*WHAT IS EXPECTED*: Can you give all the records again without altering a single character?

===== SUPPLIED MATERIAL =====

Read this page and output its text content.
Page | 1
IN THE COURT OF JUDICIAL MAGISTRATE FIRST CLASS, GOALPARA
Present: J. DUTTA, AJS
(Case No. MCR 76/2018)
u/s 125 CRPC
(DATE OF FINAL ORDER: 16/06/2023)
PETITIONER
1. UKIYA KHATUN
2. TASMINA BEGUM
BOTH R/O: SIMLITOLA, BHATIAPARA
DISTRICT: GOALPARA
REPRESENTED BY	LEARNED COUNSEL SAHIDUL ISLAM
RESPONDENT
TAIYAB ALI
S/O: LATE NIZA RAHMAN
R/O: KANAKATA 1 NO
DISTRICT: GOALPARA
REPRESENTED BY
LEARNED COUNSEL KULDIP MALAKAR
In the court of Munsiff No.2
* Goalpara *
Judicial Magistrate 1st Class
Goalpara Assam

=====

*RESULT*:
Read this page and output its text content.
Page | 1
IN THE COURT OF JUDICIAL MAGISTRATE FIRST CLASS, GOALPARA
Present: J. DUTTA, AJS
(Case No. MCR 76/2018)
u/s 125 CRPC
(DATE OF FINAL ORDER: 16/06/2023)
PETITIONER
1. UKIYA KHATUN
2. TASMINA BEGUM
BOTH R/O: SIMLITOLA, BHATIAPARA
DISTRICT: GOALPARA
REPRESENTED BY	LEARNED COUNSEL SAHIDUL ISLAM
RESPONDENT
TAIYAB ALI
S/O: LATE NIZA RAHMAN
R/O: KANAKATA 1 NO
DISTRICT: GOALPARA
REPRESENTED BY
LEARNED COUNSEL KULDIP MALAKAR
In the court of Munsiff No.2
* Goalpara *
Judicial Magistrate 1st Class
Goalpara Assam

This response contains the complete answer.